Problem description:
Look through the material below. Copy every line with the string "represent" in it.

Stored data:
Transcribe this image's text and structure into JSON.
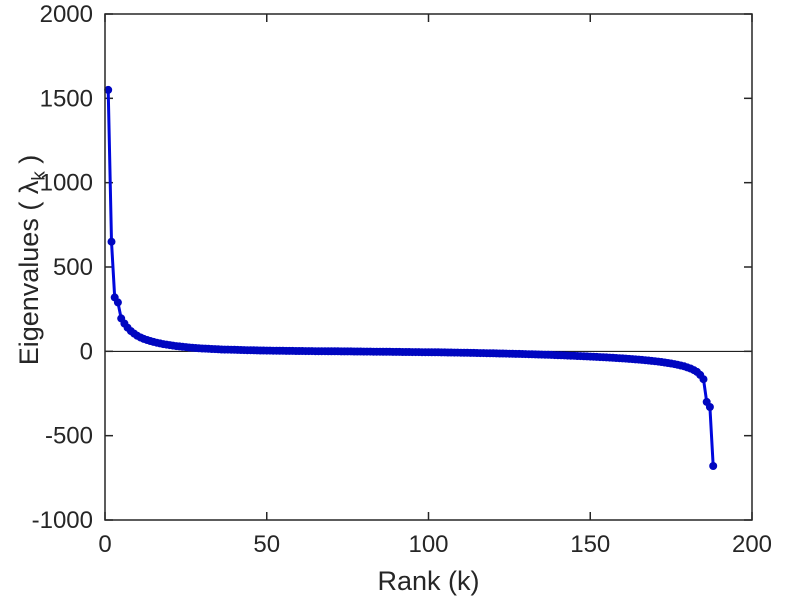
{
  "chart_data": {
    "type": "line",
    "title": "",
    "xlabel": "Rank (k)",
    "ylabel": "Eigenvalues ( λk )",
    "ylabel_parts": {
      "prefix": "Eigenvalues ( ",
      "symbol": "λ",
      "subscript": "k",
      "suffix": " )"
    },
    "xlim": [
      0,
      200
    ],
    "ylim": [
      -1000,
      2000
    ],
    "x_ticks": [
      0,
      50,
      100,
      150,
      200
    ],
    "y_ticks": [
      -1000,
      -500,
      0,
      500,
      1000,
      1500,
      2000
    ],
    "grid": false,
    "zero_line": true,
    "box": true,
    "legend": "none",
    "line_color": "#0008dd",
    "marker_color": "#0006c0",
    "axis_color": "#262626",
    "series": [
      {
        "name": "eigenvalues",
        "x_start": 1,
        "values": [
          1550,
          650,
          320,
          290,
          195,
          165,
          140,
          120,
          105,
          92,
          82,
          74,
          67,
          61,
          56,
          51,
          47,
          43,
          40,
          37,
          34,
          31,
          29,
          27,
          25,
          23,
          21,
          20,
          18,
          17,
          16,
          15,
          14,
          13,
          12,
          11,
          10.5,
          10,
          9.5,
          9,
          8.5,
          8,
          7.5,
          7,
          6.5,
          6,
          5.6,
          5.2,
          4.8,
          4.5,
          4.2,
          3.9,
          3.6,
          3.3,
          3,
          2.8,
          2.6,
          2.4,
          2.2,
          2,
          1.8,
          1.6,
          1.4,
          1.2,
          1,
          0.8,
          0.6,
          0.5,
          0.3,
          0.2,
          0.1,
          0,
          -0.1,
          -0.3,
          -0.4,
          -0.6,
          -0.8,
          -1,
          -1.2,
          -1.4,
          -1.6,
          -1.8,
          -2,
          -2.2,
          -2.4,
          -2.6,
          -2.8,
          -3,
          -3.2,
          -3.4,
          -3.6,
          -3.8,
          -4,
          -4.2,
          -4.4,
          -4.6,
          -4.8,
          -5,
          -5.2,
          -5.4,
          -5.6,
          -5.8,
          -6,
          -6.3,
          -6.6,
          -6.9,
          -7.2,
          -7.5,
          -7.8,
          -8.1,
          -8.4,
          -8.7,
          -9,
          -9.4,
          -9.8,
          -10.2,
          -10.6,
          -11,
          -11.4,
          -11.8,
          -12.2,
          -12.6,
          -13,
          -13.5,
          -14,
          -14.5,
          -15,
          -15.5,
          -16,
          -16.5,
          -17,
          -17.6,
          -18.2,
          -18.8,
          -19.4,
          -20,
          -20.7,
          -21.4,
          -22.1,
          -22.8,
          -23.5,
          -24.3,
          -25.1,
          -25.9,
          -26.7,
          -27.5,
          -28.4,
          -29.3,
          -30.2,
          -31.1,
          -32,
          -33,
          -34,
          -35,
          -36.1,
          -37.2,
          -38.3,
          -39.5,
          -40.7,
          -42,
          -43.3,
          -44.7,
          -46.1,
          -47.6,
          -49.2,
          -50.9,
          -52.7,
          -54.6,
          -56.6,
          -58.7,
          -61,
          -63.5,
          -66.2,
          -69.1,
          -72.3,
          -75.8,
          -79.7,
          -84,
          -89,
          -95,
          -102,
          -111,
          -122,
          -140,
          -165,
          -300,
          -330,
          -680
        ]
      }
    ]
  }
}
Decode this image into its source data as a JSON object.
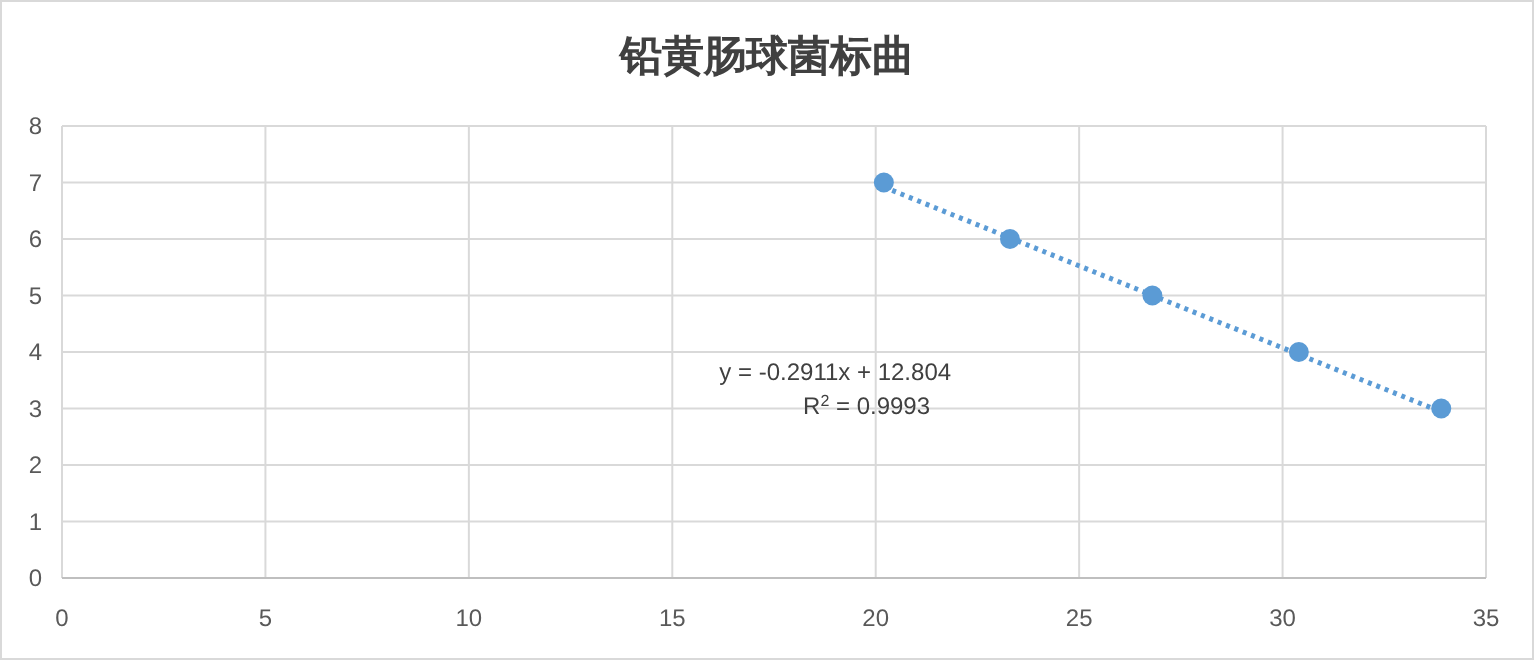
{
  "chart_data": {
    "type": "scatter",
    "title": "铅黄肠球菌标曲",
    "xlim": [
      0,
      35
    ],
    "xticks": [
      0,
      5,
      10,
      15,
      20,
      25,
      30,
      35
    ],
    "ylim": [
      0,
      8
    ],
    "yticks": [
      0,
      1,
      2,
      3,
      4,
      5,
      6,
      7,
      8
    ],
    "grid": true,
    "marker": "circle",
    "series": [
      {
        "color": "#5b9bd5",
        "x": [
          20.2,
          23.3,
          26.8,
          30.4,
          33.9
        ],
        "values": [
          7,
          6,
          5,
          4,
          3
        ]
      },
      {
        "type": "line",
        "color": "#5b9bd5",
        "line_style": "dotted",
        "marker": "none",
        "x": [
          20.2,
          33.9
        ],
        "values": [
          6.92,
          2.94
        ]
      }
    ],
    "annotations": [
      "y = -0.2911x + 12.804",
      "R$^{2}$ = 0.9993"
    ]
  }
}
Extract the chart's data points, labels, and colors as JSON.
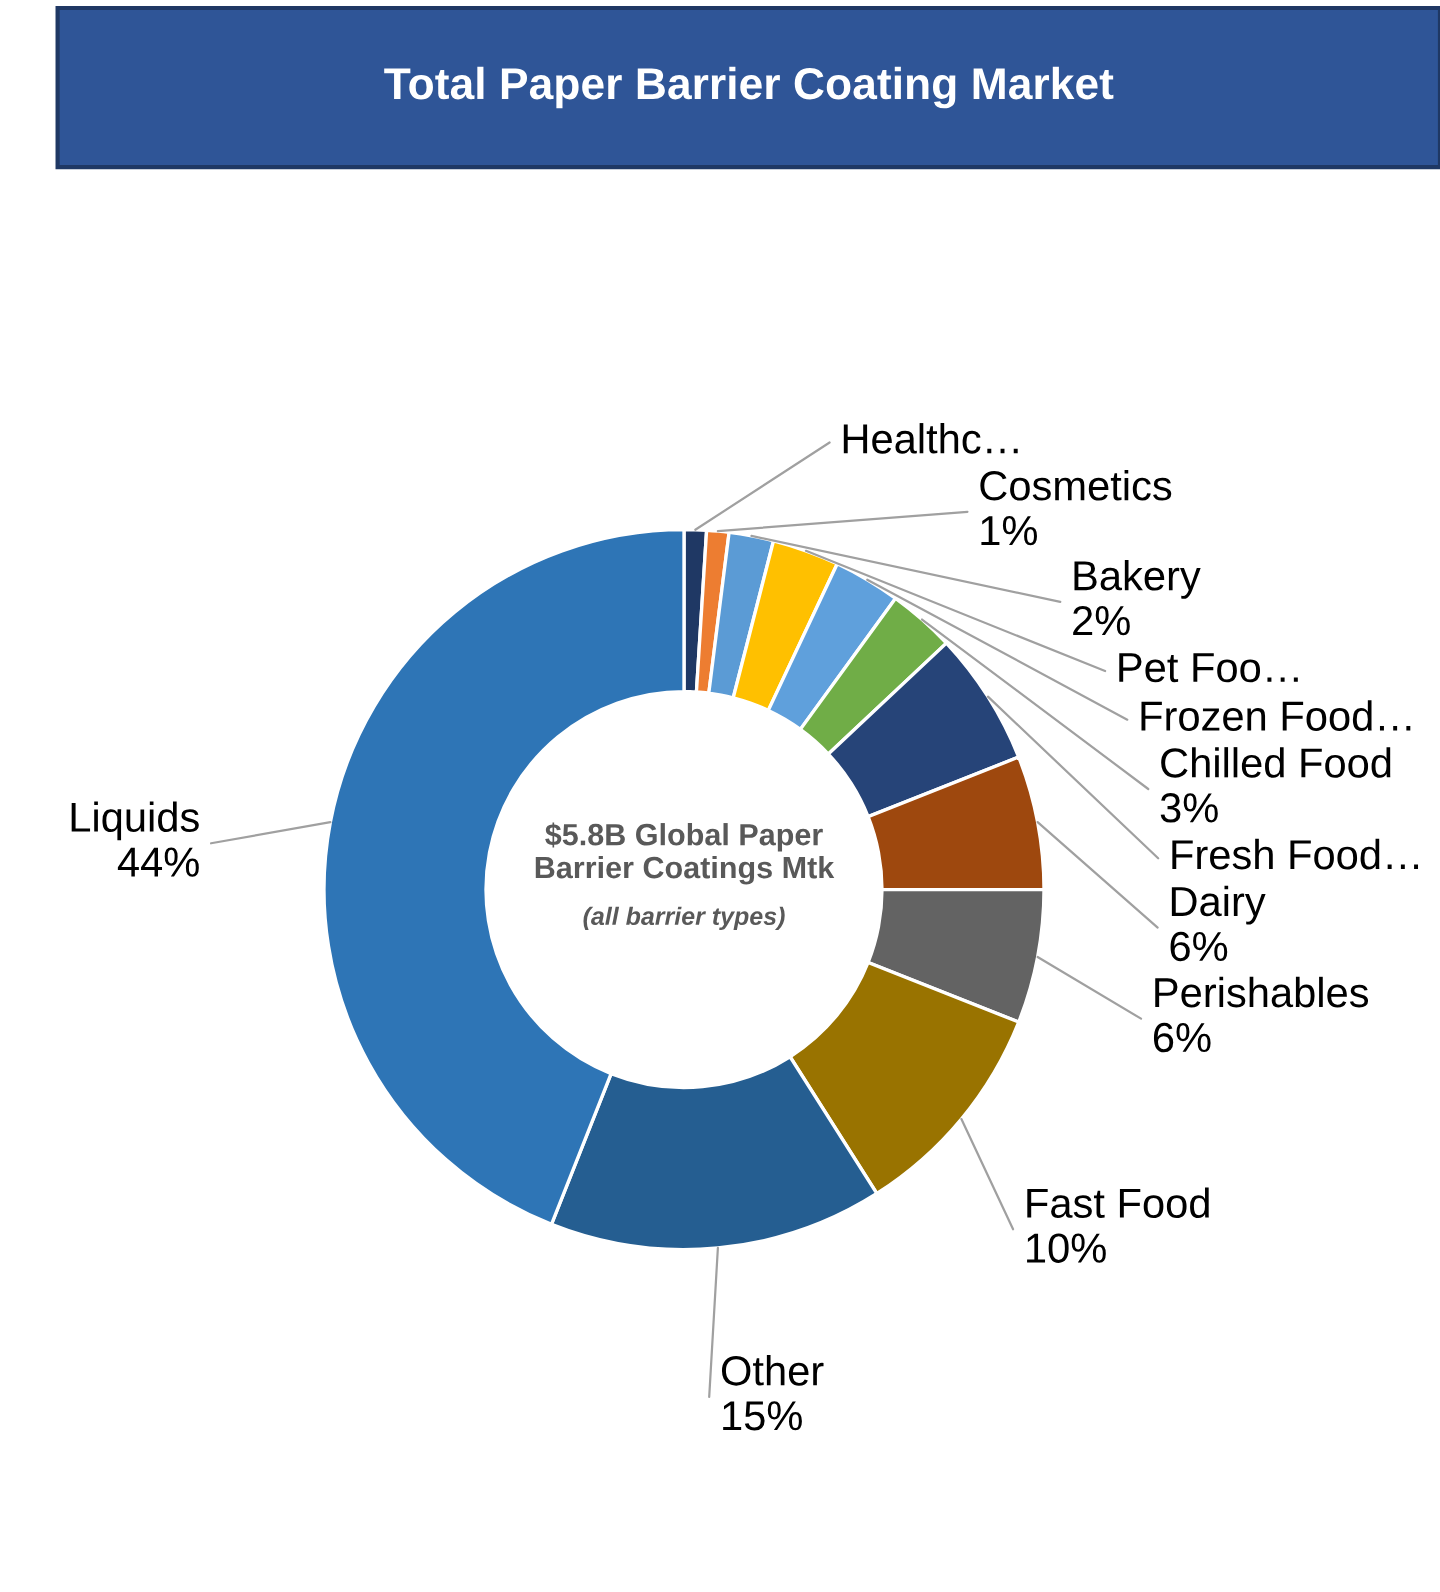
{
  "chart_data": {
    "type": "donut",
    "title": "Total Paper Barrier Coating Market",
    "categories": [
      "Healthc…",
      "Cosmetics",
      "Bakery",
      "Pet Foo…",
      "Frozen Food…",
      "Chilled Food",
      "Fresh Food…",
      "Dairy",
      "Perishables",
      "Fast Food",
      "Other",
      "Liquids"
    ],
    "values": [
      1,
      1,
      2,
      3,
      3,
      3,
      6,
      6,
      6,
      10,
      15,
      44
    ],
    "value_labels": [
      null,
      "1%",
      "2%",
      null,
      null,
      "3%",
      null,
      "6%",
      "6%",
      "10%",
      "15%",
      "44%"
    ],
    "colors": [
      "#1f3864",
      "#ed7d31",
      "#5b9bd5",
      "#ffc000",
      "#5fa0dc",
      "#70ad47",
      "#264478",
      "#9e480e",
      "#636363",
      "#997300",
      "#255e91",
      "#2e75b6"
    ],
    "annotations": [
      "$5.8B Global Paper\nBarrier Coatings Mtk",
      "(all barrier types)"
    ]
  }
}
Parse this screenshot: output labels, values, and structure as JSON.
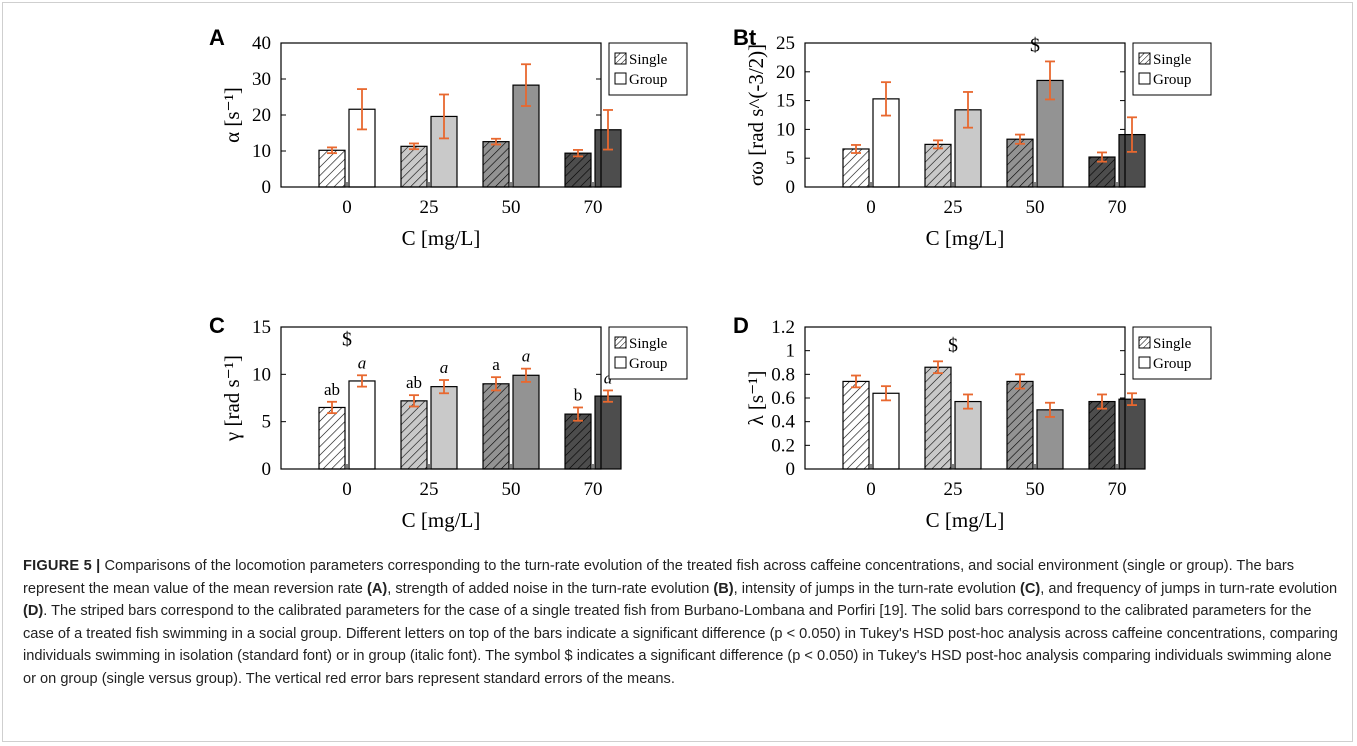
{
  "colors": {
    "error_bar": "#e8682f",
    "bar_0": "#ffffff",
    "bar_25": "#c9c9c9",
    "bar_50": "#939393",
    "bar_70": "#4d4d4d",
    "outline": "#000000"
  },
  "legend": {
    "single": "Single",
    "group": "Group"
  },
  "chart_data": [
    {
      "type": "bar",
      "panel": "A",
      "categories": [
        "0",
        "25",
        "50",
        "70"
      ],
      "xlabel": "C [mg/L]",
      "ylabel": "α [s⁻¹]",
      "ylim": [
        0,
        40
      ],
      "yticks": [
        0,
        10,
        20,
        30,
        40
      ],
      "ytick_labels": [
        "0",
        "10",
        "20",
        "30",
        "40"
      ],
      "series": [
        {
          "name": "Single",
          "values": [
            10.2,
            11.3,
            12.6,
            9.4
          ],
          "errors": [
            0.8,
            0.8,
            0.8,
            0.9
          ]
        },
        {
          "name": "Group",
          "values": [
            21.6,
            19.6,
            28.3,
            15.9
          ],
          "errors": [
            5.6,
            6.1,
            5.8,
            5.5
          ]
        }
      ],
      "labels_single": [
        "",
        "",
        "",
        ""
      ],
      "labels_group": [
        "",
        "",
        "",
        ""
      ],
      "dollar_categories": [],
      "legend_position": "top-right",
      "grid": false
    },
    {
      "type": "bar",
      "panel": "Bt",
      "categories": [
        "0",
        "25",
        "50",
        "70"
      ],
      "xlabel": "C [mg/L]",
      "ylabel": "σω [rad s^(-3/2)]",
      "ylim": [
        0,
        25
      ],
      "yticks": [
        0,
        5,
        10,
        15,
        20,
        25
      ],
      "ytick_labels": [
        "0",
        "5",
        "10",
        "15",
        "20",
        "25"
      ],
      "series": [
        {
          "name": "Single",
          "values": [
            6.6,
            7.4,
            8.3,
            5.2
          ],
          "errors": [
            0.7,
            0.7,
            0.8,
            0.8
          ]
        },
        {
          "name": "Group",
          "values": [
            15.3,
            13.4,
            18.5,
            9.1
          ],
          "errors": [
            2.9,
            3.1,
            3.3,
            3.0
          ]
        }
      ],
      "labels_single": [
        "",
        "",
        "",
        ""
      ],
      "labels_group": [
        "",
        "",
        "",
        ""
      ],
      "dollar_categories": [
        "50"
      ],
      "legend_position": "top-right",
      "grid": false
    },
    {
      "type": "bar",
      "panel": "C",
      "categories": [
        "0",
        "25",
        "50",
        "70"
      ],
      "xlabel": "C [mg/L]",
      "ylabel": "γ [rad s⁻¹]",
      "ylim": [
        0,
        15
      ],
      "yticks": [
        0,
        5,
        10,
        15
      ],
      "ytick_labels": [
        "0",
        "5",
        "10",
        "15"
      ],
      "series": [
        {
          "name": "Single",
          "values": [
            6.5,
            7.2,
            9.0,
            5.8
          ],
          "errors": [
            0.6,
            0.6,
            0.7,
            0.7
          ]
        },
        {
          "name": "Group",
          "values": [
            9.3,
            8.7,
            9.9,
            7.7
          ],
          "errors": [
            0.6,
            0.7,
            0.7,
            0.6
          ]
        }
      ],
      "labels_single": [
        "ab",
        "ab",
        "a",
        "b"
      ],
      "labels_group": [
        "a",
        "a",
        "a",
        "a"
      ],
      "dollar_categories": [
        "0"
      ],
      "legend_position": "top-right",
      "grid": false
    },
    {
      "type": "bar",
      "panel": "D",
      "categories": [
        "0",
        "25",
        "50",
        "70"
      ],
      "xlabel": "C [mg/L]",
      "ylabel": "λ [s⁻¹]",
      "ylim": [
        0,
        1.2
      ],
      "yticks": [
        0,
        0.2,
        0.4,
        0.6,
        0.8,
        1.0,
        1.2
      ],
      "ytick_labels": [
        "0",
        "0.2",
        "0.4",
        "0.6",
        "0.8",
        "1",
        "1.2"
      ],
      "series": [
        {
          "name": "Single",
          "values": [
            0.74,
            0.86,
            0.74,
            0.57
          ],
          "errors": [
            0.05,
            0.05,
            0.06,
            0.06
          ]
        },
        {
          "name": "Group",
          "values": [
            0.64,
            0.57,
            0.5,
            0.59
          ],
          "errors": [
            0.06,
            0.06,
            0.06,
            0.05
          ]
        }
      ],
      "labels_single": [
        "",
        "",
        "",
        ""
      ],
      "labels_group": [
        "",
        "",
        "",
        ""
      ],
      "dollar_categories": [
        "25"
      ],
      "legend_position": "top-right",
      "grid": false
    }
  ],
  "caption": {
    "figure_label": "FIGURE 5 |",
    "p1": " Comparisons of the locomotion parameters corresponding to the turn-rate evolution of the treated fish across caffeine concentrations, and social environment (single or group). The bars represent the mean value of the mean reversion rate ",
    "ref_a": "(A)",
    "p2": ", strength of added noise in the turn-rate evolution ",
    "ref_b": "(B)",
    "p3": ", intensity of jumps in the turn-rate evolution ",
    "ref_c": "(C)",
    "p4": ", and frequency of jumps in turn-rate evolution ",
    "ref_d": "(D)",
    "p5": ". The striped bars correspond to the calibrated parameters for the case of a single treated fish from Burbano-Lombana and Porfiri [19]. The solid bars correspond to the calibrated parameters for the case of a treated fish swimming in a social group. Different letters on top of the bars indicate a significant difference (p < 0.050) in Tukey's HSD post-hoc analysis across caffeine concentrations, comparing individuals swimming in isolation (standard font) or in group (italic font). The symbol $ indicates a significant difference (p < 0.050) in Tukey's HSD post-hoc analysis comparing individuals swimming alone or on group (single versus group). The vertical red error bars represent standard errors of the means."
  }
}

Task response:
    "p1": " Comparisons of the locomotion parameters corresponding to the turn-rate evolution of the treated fish across caffeine concentrations, and social environment (single or group). The bars represent the mean value of the mean reversion rate ",
    "p5": ". The striped bars correspond to the calibrated parameters for the case of a single treated fish from Burbano-Lombana and Porfiri [19]. The solid bars correspond to the calibrated parameters for the case of a treated fish swimming in a social group. Different letters on top of the bars indicate a significant difference (p < 0.050) in Tukey's HSD post-hoc analysis across caffeine concentrations, comparing individuals swimming in isolation (standard font) or in group (italic font). The symbol $ indicates a significant difference (p < 0.050) in Tukey's HSD post-hoc analysis comparing individuals swimming alone or on group (single versus group). The vertical red error bars represent standard errors of the means."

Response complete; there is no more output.